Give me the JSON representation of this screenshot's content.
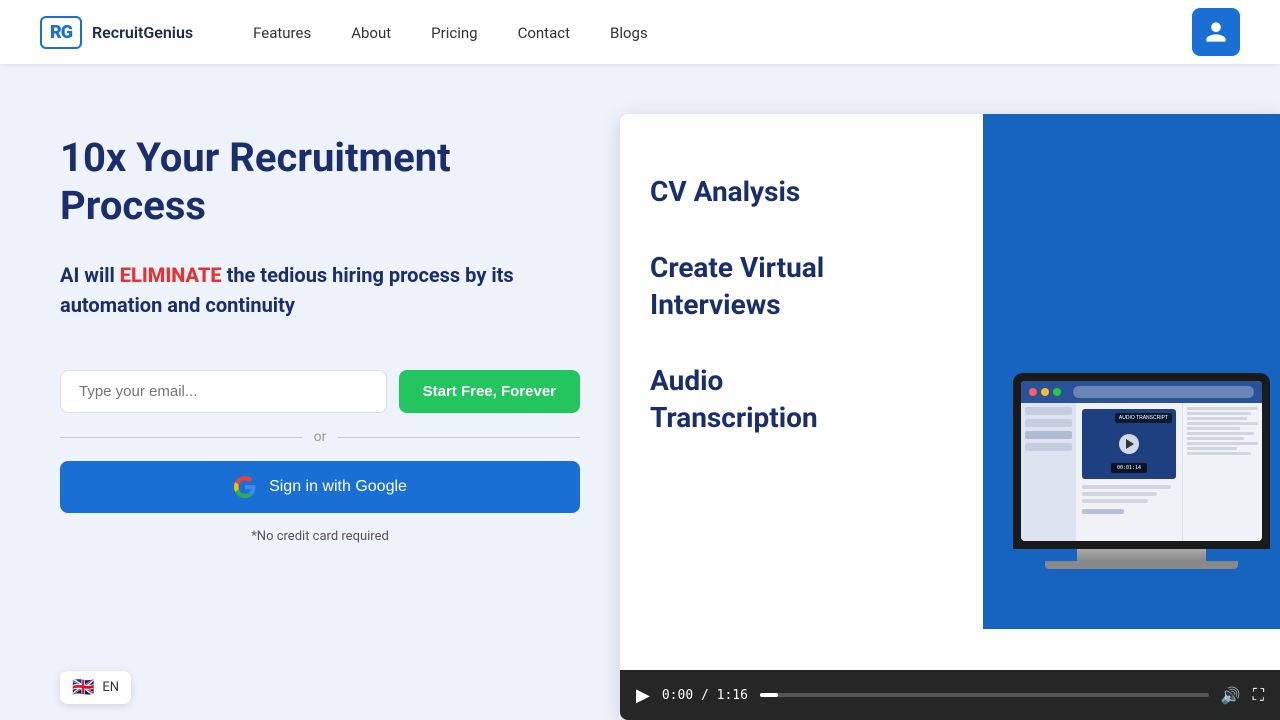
{
  "brand": {
    "logo_rg": "RG",
    "logo_name": "RecruitGenius"
  },
  "nav": {
    "features": "Features",
    "about": "About",
    "pricing": "Pricing",
    "contact": "Contact",
    "blogs": "Blogs"
  },
  "hero": {
    "headline": "10x Your Recruitment Process",
    "subheadline_prefix": "AI will ",
    "subheadline_highlight": "ELIMINATE",
    "subheadline_suffix": " the tedious hiring process by its automation and continuity",
    "email_placeholder": "Type your email...",
    "cta_button": "Start Free, Forever",
    "divider_or": "or",
    "google_button": "Sign in with Google",
    "no_credit": "*No credit card required"
  },
  "features": {
    "items": [
      {
        "label": "CV Analysis"
      },
      {
        "label": "Create Virtual Interviews"
      },
      {
        "label": "Audio Transcription"
      }
    ]
  },
  "video": {
    "time": "0:00 / 1:16"
  },
  "colors": {
    "primary": "#1a6fd4",
    "headline": "#1a2d6d",
    "highlight": "#e63232",
    "cta": "#22c55e",
    "background": "#eef2fb"
  }
}
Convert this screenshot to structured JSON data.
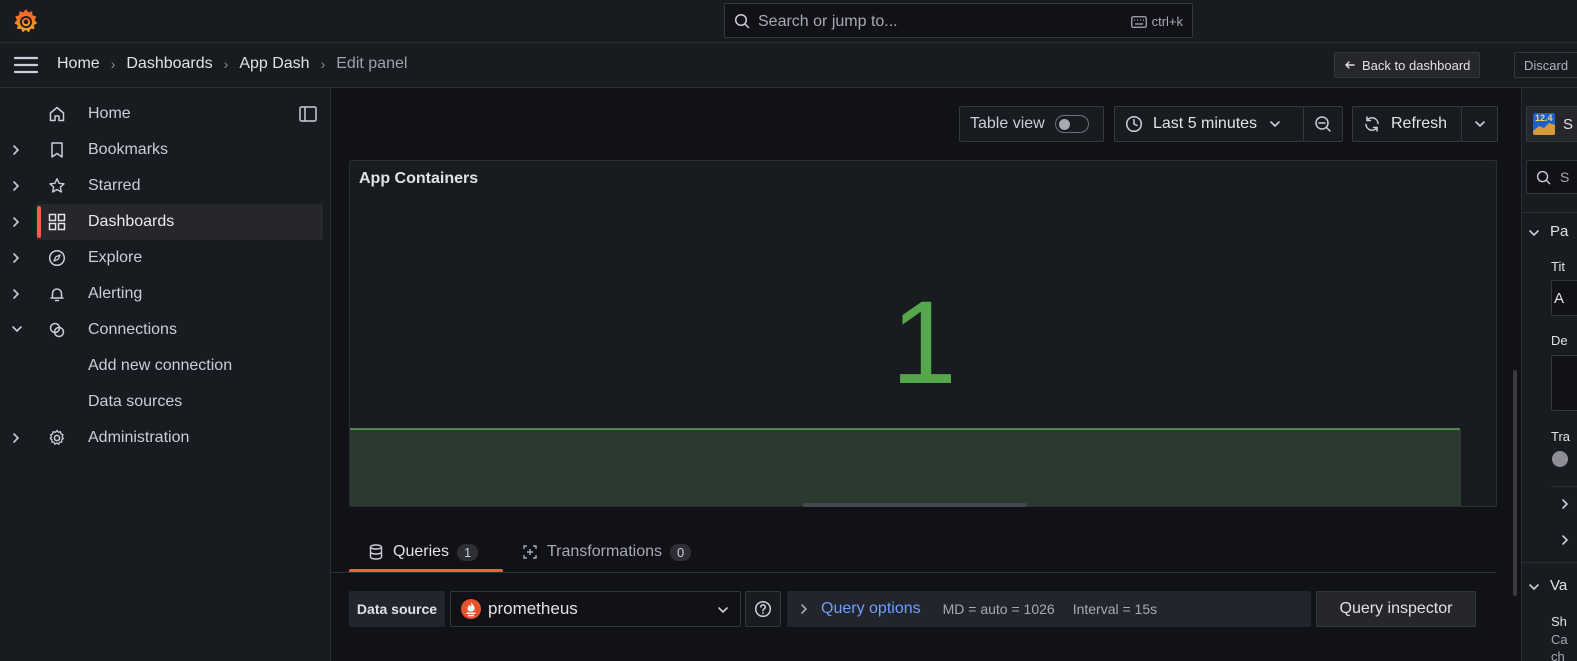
{
  "topbar": {
    "search_placeholder": "Search or jump to...",
    "search_shortcut": "ctrl+k"
  },
  "breadcrumb": {
    "items": [
      "Home",
      "Dashboards",
      "App Dash"
    ],
    "current": "Edit panel"
  },
  "actions": {
    "back_label": "Back to dashboard",
    "discard_label": "Discard"
  },
  "sidebar": {
    "items": [
      {
        "label": "Home",
        "icon": "home-icon"
      },
      {
        "label": "Bookmarks",
        "icon": "bookmark-icon"
      },
      {
        "label": "Starred",
        "icon": "star-icon"
      },
      {
        "label": "Dashboards",
        "icon": "dashboards-grid-icon",
        "active": true
      },
      {
        "label": "Explore",
        "icon": "compass-icon"
      },
      {
        "label": "Alerting",
        "icon": "bell-icon"
      },
      {
        "label": "Connections",
        "icon": "connections-icon",
        "expanded": true
      },
      {
        "label": "Add new connection",
        "sub": true
      },
      {
        "label": "Data sources",
        "sub": true
      },
      {
        "label": "Administration",
        "icon": "gear-icon"
      }
    ]
  },
  "toolbar": {
    "table_view_label": "Table view",
    "table_view_on": false,
    "time_range_label": "Last 5 minutes",
    "refresh_label": "Refresh"
  },
  "panel": {
    "title": "App Containers",
    "stat_value": "1",
    "color": "#56a64b"
  },
  "tabs": [
    {
      "label": "Queries",
      "count": "1"
    },
    {
      "label": "Transformations",
      "count": "0"
    }
  ],
  "query": {
    "datasource_label": "Data source",
    "datasource_value": "prometheus",
    "options_label": "Query options",
    "md_text": "MD = auto = 1026",
    "interval_text": "Interval = 15s",
    "inspector_label": "Query inspector"
  },
  "rpane": {
    "viz_badge": "12.4",
    "viz_label_partial": "S",
    "search_partial": "S",
    "section1": "Pa",
    "title_label": "Tit",
    "title_value": "A",
    "desc_label": "De",
    "transparent_label": "Tra",
    "section2": "Va",
    "sh_label": "Sh",
    "ca_label": "Ca",
    "ch_label": "ch"
  },
  "colors": {
    "accent": "#f55f3e",
    "link": "#6e9fff",
    "stat_green": "#56a64b"
  }
}
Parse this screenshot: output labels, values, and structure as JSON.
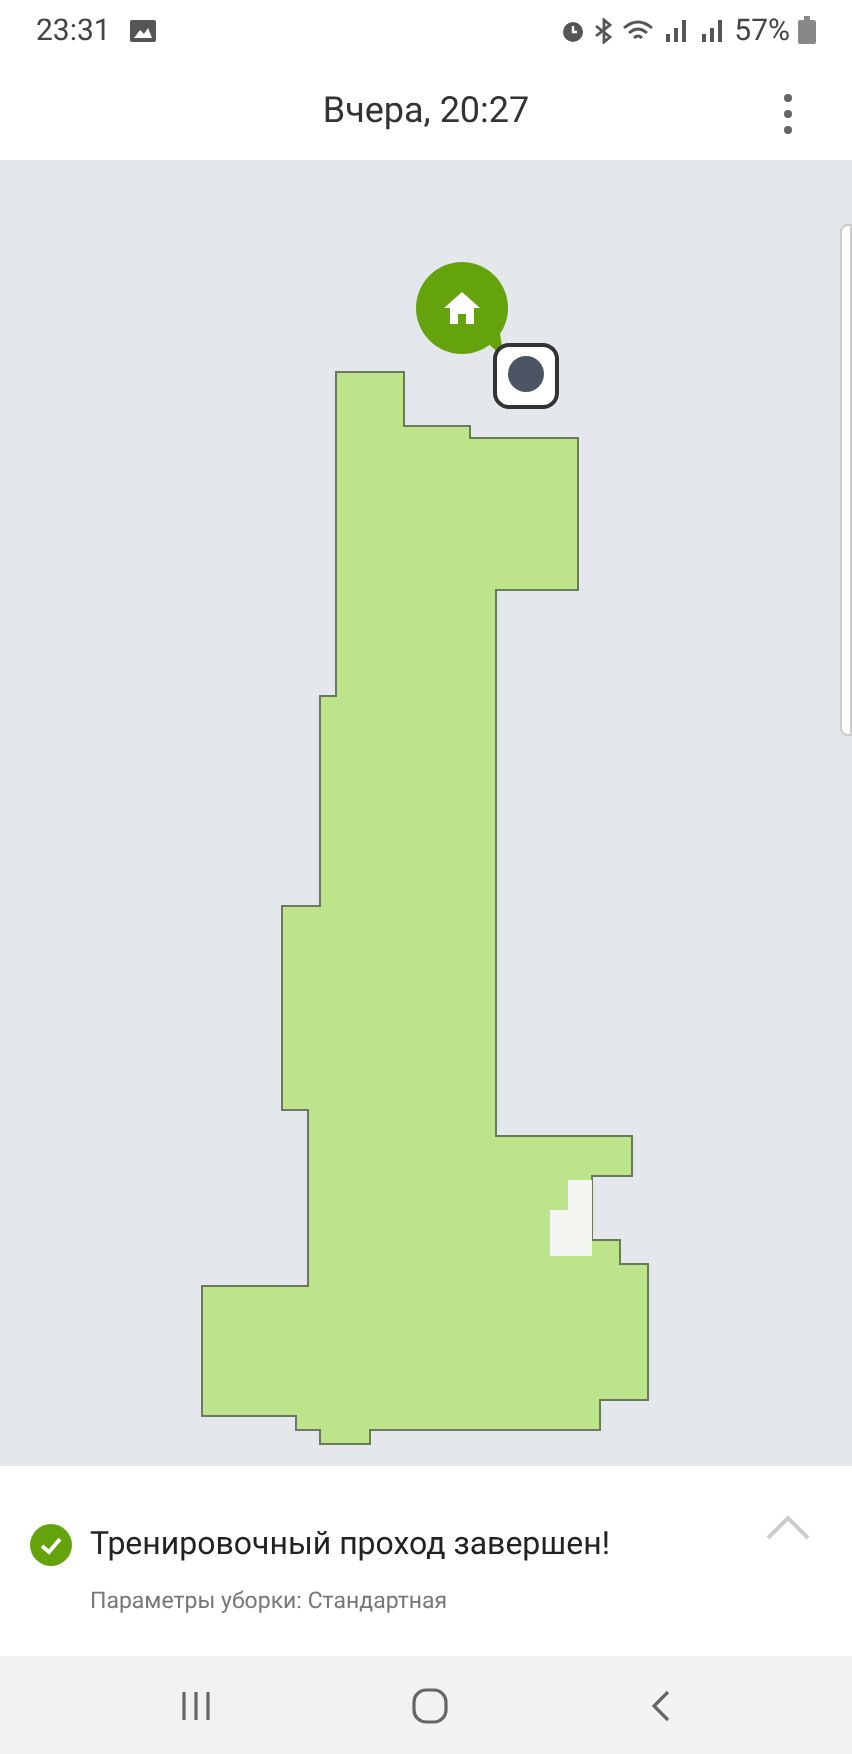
{
  "status_bar": {
    "time": "23:31",
    "battery": "57%"
  },
  "header": {
    "title": "Вчера, 20:27"
  },
  "notice": {
    "title": "Тренировочный проход завершен!",
    "subtitle": "Параметры уборки: Стандартная"
  }
}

EXERCISE =>
The pictures should not appear in the copy; every other part of the records above must be returned exactly.

WRITTEN REPLY =>
Give me the JSON representation of this screenshot's content.
{
  "brand": {
    "logo_rg": "RG",
    "logo_name": "RecruitGenius"
  },
  "nav": {
    "features": "Features",
    "about": "About",
    "pricing": "Pricing",
    "contact": "Contact",
    "blogs": "Blogs"
  },
  "hero": {
    "headline": "10x Your Recruitment Process",
    "subheadline_prefix": "AI will ",
    "subheadline_highlight": "ELIMINATE",
    "subheadline_suffix": " the tedious hiring process by its automation and continuity",
    "email_placeholder": "Type your email...",
    "cta_button": "Start Free, Forever",
    "divider_or": "or",
    "google_button": "Sign in with Google",
    "no_credit": "*No credit card required"
  },
  "features": {
    "items": [
      {
        "label": "CV Analysis"
      },
      {
        "label": "Create Virtual Interviews"
      },
      {
        "label": "Audio Transcription"
      }
    ]
  },
  "video": {
    "time": "0:00 / 1:16"
  },
  "colors": {
    "primary": "#1a6fd4",
    "headline": "#1a2d6d",
    "highlight": "#e63232",
    "cta": "#22c55e",
    "background": "#eef2fb"
  }
}
Convert this screenshot to structured JSON data.
{
  "topbar": {
    "search_placeholder": "Search or jump to...",
    "search_shortcut": "ctrl+k"
  },
  "breadcrumb": {
    "items": [
      "Home",
      "Dashboards",
      "App Dash"
    ],
    "current": "Edit panel"
  },
  "actions": {
    "back_label": "Back to dashboard",
    "discard_label": "Discard"
  },
  "sidebar": {
    "items": [
      {
        "label": "Home",
        "icon": "home-icon"
      },
      {
        "label": "Bookmarks",
        "icon": "bookmark-icon"
      },
      {
        "label": "Starred",
        "icon": "star-icon"
      },
      {
        "label": "Dashboards",
        "icon": "dashboards-grid-icon",
        "active": true
      },
      {
        "label": "Explore",
        "icon": "compass-icon"
      },
      {
        "label": "Alerting",
        "icon": "bell-icon"
      },
      {
        "label": "Connections",
        "icon": "connections-icon",
        "expanded": true
      },
      {
        "label": "Add new connection",
        "sub": true
      },
      {
        "label": "Data sources",
        "sub": true
      },
      {
        "label": "Administration",
        "icon": "gear-icon"
      }
    ]
  },
  "toolbar": {
    "table_view_label": "Table view",
    "table_view_on": false,
    "time_range_label": "Last 5 minutes",
    "refresh_label": "Refresh"
  },
  "panel": {
    "title": "App Containers",
    "stat_value": "1",
    "color": "#56a64b"
  },
  "tabs": [
    {
      "label": "Queries",
      "count": "1"
    },
    {
      "label": "Transformations",
      "count": "0"
    }
  ],
  "query": {
    "datasource_label": "Data source",
    "datasource_value": "prometheus",
    "options_label": "Query options",
    "md_text": "MD = auto = 1026",
    "interval_text": "Interval = 15s",
    "inspector_label": "Query inspector"
  },
  "rpane": {
    "viz_badge": "12.4",
    "viz_label_partial": "S",
    "search_partial": "S",
    "section1": "Pa",
    "title_label": "Tit",
    "title_value": "A",
    "desc_label": "De",
    "transparent_label": "Tra",
    "section2": "Va",
    "sh_label": "Sh",
    "ca_label": "Ca",
    "ch_label": "ch"
  },
  "colors": {
    "accent": "#f55f3e",
    "link": "#6e9fff",
    "stat_green": "#56a64b"
  }
}
Parse this screenshot: output labels, values, and structure as JSON.
{
  "status_bar": {
    "time": "23:31",
    "battery": "57%"
  },
  "header": {
    "title": "Вчера, 20:27"
  },
  "notice": {
    "title": "Тренировочный проход завершен!",
    "subtitle": "Параметры уборки: Стандартная"
  }
}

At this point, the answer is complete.